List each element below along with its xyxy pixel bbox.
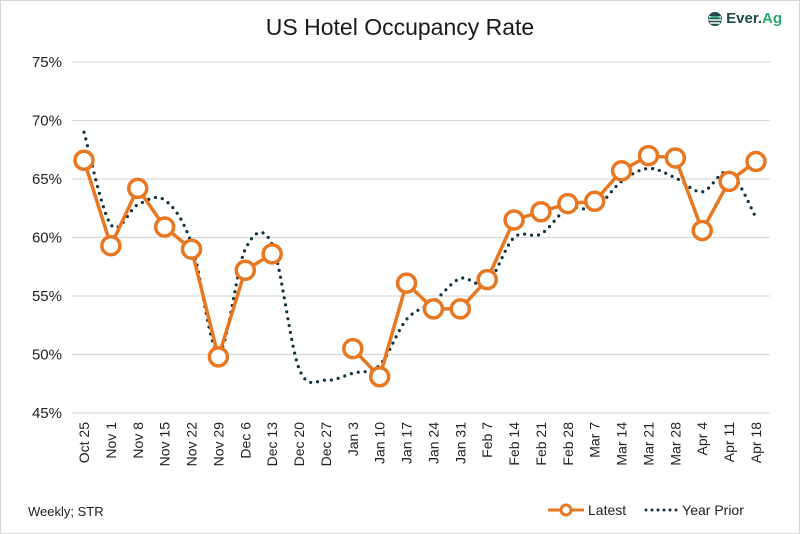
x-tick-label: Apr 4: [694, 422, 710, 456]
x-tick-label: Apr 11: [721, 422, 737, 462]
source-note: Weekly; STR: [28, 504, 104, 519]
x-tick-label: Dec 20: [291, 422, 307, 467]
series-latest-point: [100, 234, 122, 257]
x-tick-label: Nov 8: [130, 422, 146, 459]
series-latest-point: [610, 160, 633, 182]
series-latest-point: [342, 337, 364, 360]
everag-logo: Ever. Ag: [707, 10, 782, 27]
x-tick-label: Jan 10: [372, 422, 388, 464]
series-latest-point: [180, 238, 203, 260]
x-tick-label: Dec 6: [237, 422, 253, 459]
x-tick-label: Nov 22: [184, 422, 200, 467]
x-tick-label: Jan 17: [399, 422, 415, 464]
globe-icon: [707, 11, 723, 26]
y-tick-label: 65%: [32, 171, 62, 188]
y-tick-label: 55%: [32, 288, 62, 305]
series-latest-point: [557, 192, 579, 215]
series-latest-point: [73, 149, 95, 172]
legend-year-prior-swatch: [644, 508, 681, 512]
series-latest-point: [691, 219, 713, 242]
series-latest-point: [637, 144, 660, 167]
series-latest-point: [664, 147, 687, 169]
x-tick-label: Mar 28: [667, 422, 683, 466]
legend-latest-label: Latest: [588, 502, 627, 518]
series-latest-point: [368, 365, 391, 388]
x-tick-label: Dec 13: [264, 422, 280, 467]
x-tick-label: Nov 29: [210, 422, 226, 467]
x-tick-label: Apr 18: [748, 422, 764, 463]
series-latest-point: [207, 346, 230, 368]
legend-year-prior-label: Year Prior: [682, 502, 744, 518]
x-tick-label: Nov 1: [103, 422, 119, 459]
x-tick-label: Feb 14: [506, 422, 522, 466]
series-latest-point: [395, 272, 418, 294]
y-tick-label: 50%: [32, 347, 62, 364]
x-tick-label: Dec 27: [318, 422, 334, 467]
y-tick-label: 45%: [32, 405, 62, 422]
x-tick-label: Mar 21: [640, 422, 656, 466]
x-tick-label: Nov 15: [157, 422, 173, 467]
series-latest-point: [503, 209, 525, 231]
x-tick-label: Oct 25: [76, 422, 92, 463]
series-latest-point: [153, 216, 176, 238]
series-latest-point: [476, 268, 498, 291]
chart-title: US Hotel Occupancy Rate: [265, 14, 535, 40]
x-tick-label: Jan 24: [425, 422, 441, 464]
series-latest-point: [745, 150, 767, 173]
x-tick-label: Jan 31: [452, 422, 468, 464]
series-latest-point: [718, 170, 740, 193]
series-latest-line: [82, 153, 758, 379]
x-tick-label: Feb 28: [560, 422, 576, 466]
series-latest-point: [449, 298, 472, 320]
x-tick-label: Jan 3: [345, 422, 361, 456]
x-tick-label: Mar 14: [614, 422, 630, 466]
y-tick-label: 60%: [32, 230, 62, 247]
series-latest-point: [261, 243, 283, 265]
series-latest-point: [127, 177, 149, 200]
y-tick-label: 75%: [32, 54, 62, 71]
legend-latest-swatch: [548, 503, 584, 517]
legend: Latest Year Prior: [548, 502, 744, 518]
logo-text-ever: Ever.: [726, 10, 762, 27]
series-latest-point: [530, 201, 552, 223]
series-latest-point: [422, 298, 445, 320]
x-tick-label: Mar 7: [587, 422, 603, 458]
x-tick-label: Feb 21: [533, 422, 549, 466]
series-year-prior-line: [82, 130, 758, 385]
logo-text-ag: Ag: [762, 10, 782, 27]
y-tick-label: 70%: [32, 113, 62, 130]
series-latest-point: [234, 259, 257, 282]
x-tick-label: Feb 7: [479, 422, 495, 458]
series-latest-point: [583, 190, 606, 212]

============================================================

Task to carry out:
Reproduce the entries verbatim, beginning with the line that contains "x-tick-label: Apr 4: [694, 422, 710, 456]" and finishing with the line that contains "x-tick-label: Dec 6: [237, 422, 253, 459]", both lines included.

Correct response:
x-tick-label: Apr 4: [694, 422, 710, 456]
x-tick-label: Apr 11: [721, 422, 737, 462]
source-note: Weekly; STR: [28, 504, 104, 519]
x-tick-label: Dec 20: [291, 422, 307, 467]
series-latest-point: [100, 234, 122, 257]
x-tick-label: Nov 8: [130, 422, 146, 459]
series-latest-point: [610, 160, 633, 182]
series-latest-point: [342, 337, 364, 360]
everag-logo: Ever. Ag: [707, 10, 782, 27]
x-tick-label: Jan 10: [372, 422, 388, 464]
series-latest-point: [180, 238, 203, 260]
x-tick-label: Dec 6: [237, 422, 253, 459]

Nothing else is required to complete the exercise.